__WORK ITEM__
Each entry must come back word for word; drop the images as you go.

Items from a dataset:

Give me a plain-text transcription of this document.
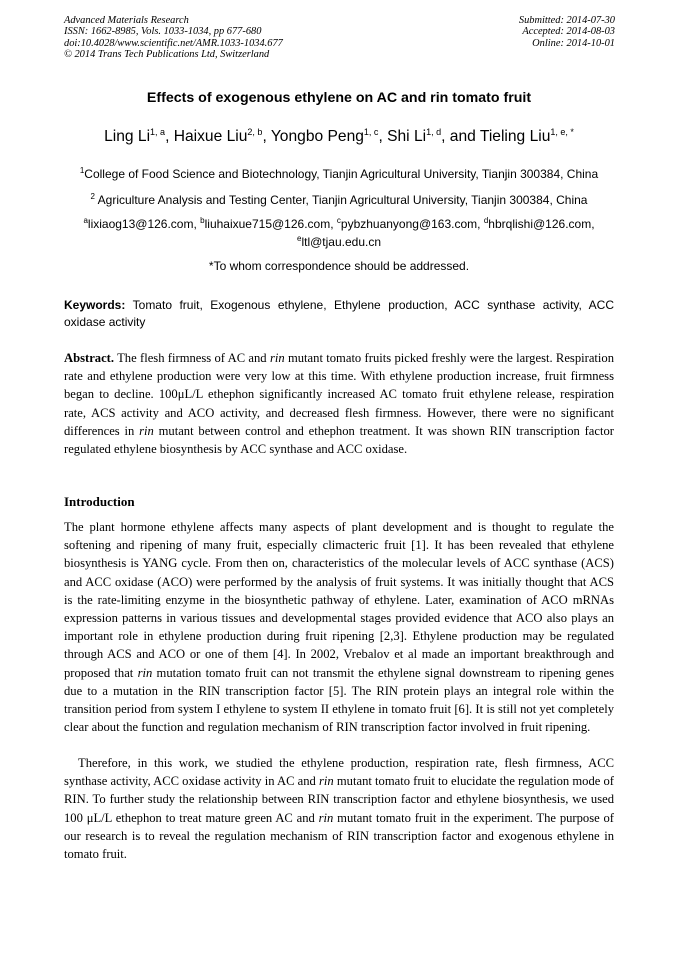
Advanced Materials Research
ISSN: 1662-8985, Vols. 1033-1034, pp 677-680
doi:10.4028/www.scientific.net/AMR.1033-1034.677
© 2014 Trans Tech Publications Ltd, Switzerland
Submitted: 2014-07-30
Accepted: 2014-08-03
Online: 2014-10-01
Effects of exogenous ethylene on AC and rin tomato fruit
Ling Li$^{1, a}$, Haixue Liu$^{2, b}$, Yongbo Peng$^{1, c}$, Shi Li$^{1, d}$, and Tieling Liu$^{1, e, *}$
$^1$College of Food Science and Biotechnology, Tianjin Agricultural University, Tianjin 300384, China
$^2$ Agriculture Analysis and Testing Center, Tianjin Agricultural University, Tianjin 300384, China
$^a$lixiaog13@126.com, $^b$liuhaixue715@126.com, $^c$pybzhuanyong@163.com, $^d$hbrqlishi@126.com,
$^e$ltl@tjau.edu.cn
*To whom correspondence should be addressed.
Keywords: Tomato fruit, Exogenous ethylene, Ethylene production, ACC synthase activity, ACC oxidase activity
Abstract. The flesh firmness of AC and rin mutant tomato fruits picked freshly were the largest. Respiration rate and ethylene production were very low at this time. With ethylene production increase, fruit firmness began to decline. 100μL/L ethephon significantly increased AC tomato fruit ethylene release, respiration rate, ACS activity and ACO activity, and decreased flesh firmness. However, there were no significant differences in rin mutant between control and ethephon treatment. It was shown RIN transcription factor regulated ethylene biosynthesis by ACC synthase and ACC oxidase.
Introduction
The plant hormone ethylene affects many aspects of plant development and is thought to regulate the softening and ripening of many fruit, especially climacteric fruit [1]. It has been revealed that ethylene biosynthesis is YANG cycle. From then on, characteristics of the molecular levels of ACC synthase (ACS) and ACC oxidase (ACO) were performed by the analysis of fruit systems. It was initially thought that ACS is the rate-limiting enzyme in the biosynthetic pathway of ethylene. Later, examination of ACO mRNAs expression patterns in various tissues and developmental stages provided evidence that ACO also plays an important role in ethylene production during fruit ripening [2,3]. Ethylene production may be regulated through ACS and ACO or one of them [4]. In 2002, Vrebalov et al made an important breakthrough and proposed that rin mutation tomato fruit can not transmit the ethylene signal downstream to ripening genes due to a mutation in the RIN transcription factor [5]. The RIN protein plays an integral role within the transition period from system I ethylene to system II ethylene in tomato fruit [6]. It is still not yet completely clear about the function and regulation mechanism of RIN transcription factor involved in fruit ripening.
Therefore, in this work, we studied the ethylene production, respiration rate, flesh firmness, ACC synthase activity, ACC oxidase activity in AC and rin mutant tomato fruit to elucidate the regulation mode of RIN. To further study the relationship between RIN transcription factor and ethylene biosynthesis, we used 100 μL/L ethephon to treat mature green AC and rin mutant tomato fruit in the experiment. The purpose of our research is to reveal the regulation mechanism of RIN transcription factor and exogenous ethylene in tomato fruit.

__TASK OUTPUT__
Give me a plain-text transcription of this document.
Advanced Materials Research
ISSN: 1662-8985, Vols. 1033-1034, pp 677-680
doi:10.4028/www.scientific.net/AMR.1033-1034.677
© 2014 Trans Tech Publications Ltd, Switzerland
Submitted: 2014-07-30
Accepted: 2014-08-03
Online: 2014-10-01
Effects of exogenous ethylene on AC and rin tomato fruit
Ling Li$^{1, a}$, Haixue Liu$^{2, b}$, Yongbo Peng$^{1, c}$, Shi Li$^{1, d}$, and Tieling Liu$^{1, e, *}$
$^1$College of Food Science and Biotechnology, Tianjin Agricultural University, Tianjin 300384, China
$^2$ Agriculture Analysis and Testing Center, Tianjin Agricultural University, Tianjin 300384, China
$^a$lixiaog13@126.com, $^b$liuhaixue715@126.com, $^c$pybzhuanyong@163.com, $^d$hbrqlishi@126.com,
$^e$ltl@tjau.edu.cn
*To whom correspondence should be addressed.
Keywords: Tomato fruit, Exogenous ethylene, Ethylene production, ACC synthase activity, ACC oxidase activity
Abstract. The flesh firmness of AC and rin mutant tomato fruits picked freshly were the largest. Respiration rate and ethylene production were very low at this time. With ethylene production increase, fruit firmness began to decline. 100μL/L ethephon significantly increased AC tomato fruit ethylene release, respiration rate, ACS activity and ACO activity, and decreased flesh firmness. However, there were no significant differences in rin mutant between control and ethephon treatment. It was shown RIN transcription factor regulated ethylene biosynthesis by ACC synthase and ACC oxidase.
Introduction
The plant hormone ethylene affects many aspects of plant development and is thought to regulate the softening and ripening of many fruit, especially climacteric fruit [1]. It has been revealed that ethylene biosynthesis is YANG cycle. From then on, characteristics of the molecular levels of ACC synthase (ACS) and ACC oxidase (ACO) were performed by the analysis of fruit systems. It was initially thought that ACS is the rate-limiting enzyme in the biosynthetic pathway of ethylene. Later, examination of ACO mRNAs expression patterns in various tissues and developmental stages provided evidence that ACO also plays an important role in ethylene production during fruit ripening [2,3]. Ethylene production may be regulated through ACS and ACO or one of them [4]. In 2002, Vrebalov et al made an important breakthrough and proposed that rin mutation tomato fruit can not transmit the ethylene signal downstream to ripening genes due to a mutation in the RIN transcription factor [5]. The RIN protein plays an integral role within the transition period from system I ethylene to system II ethylene in tomato fruit [6]. It is still not yet completely clear about the function and regulation mechanism of RIN transcription factor involved in fruit ripening.
Therefore, in this work, we studied the ethylene production, respiration rate, flesh firmness, ACC synthase activity, ACC oxidase activity in AC and rin mutant tomato fruit to elucidate the regulation mode of RIN. To further study the relationship between RIN transcription factor and ethylene biosynthesis, we used 100 μL/L ethephon to treat mature green AC and rin mutant tomato fruit in the experiment. The purpose of our research is to reveal the regulation mechanism of RIN transcription factor and exogenous ethylene in tomato fruit.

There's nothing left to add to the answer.